→ **Goal**
Copy out all the records exactly.
## start
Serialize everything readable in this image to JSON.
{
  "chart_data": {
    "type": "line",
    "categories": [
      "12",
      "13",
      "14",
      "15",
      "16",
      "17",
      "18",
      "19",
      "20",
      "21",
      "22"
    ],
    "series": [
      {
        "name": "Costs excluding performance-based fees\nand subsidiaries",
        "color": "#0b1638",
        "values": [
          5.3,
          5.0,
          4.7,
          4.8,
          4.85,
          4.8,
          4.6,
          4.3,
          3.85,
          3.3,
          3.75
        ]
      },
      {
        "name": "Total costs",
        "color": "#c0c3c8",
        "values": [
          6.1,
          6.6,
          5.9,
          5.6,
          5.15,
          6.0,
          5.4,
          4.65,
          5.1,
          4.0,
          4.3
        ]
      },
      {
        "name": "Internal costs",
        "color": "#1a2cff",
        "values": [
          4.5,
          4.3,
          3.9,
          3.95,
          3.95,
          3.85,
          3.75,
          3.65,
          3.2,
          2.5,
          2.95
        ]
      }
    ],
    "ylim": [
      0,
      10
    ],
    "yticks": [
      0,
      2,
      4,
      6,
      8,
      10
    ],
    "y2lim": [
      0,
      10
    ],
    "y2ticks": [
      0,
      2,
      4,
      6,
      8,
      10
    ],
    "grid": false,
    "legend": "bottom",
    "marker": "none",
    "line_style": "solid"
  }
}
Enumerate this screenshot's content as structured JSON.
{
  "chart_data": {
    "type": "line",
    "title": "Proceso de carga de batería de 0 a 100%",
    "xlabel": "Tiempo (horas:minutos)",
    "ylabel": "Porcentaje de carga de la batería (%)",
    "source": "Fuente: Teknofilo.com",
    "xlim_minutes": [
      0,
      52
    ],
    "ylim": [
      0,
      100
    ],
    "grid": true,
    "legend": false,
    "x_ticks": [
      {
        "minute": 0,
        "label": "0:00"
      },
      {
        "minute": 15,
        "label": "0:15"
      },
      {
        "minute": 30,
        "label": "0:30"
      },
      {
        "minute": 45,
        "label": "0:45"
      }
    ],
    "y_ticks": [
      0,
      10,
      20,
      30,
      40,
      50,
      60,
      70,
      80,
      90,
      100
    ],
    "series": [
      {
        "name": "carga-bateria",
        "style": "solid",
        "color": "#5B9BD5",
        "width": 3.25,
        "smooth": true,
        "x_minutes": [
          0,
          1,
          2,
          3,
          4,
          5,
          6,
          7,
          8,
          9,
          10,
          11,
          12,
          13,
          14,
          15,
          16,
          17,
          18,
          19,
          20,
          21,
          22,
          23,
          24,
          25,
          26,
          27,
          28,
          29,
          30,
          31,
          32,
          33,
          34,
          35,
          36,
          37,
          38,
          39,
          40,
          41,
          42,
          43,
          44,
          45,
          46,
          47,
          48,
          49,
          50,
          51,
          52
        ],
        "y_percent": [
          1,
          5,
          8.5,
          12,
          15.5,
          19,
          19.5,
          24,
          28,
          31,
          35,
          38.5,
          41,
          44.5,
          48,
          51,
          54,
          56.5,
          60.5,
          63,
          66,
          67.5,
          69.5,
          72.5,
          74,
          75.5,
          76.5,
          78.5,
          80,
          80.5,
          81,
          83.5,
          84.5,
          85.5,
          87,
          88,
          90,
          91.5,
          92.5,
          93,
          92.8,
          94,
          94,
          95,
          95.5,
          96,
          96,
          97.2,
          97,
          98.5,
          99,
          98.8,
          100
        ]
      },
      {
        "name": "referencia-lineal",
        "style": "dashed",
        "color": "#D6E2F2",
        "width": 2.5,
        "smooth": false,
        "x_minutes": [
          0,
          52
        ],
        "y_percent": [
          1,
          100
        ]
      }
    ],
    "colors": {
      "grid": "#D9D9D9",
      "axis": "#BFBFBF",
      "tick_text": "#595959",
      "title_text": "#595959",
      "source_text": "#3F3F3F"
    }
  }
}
## end
→ **Written solution**
Serialize everything readable in this image to JSON.
{
  "chart_data": {
    "type": "line",
    "categories": [
      "12",
      "13",
      "14",
      "15",
      "16",
      "17",
      "18",
      "19",
      "20",
      "21",
      "22"
    ],
    "series": [
      {
        "name": "Costs excluding performance-based fees\nand subsidiaries",
        "color": "#0b1638",
        "values": [
          5.3,
          5.0,
          4.7,
          4.8,
          4.85,
          4.8,
          4.6,
          4.3,
          3.85,
          3.3,
          3.75
        ]
      },
      {
        "name": "Total costs",
        "color": "#c0c3c8",
        "values": [
          6.1,
          6.6,
          5.9,
          5.6,
          5.15,
          6.0,
          5.4,
          4.65,
          5.1,
          4.0,
          4.3
        ]
      },
      {
        "name": "Internal costs",
        "color": "#1a2cff",
        "values": [
          4.5,
          4.3,
          3.9,
          3.95,
          3.95,
          3.85,
          3.75,
          3.65,
          3.2,
          2.5,
          2.95
        ]
      }
    ],
    "ylim": [
      0,
      10
    ],
    "yticks": [
      0,
      2,
      4,
      6,
      8,
      10
    ],
    "y2lim": [
      0,
      10
    ],
    "y2ticks": [
      0,
      2,
      4,
      6,
      8,
      10
    ],
    "grid": false,
    "legend": "bottom",
    "marker": "none",
    "line_style": "solid"
  }
}
Enumerate this screenshot's content as structured JSON.
{
  "chart_data": {
    "type": "line",
    "title": "Proceso de carga de batería de 0 a 100%",
    "xlabel": "Tiempo (horas:minutos)",
    "ylabel": "Porcentaje de carga de la batería (%)",
    "source": "Fuente: Teknofilo.com",
    "xlim_minutes": [
      0,
      52
    ],
    "ylim": [
      0,
      100
    ],
    "grid": true,
    "legend": false,
    "x_ticks": [
      {
        "minute": 0,
        "label": "0:00"
      },
      {
        "minute": 15,
        "label": "0:15"
      },
      {
        "minute": 30,
        "label": "0:30"
      },
      {
        "minute": 45,
        "label": "0:45"
      }
    ],
    "y_ticks": [
      0,
      10,
      20,
      30,
      40,
      50,
      60,
      70,
      80,
      90,
      100
    ],
    "series": [
      {
        "name": "carga-bateria",
        "style": "solid",
        "color": "#5B9BD5",
        "width": 3.25,
        "smooth": true,
        "x_minutes": [
          0,
          1,
          2,
          3,
          4,
          5,
          6,
          7,
          8,
          9,
          10,
          11,
          12,
          13,
          14,
          15,
          16,
          17,
          18,
          19,
          20,
          21,
          22,
          23,
          24,
          25,
          26,
          27,
          28,
          29,
          30,
          31,
          32,
          33,
          34,
          35,
          36,
          37,
          38,
          39,
          40,
          41,
          42,
          43,
          44,
          45,
          46,
          47,
          48,
          49,
          50,
          51,
          52
        ],
        "y_percent": [
          1,
          5,
          8.5,
          12,
          15.5,
          19,
          19.5,
          24,
          28,
          31,
          35,
          38.5,
          41,
          44.5,
          48,
          51,
          54,
          56.5,
          60.5,
          63,
          66,
          67.5,
          69.5,
          72.5,
          74,
          75.5,
          76.5,
          78.5,
          80,
          80.5,
          81,
          83.5,
          84.5,
          85.5,
          87,
          88,
          90,
          91.5,
          92.5,
          93,
          92.8,
          94,
          94,
          95,
          95.5,
          96,
          96,
          97.2,
          97,
          98.5,
          99,
          98.8,
          100
        ]
      },
      {
        "name": "referencia-lineal",
        "style": "dashed",
        "color": "#D6E2F2",
        "width": 2.5,
        "smooth": false,
        "x_minutes": [
          0,
          52
        ],
        "y_percent": [
          1,
          100
        ]
      }
    ],
    "colors": {
      "grid": "#D9D9D9",
      "axis": "#BFBFBF",
      "tick_text": "#595959",
      "title_text": "#595959",
      "source_text": "#3F3F3F"
    }
  }
}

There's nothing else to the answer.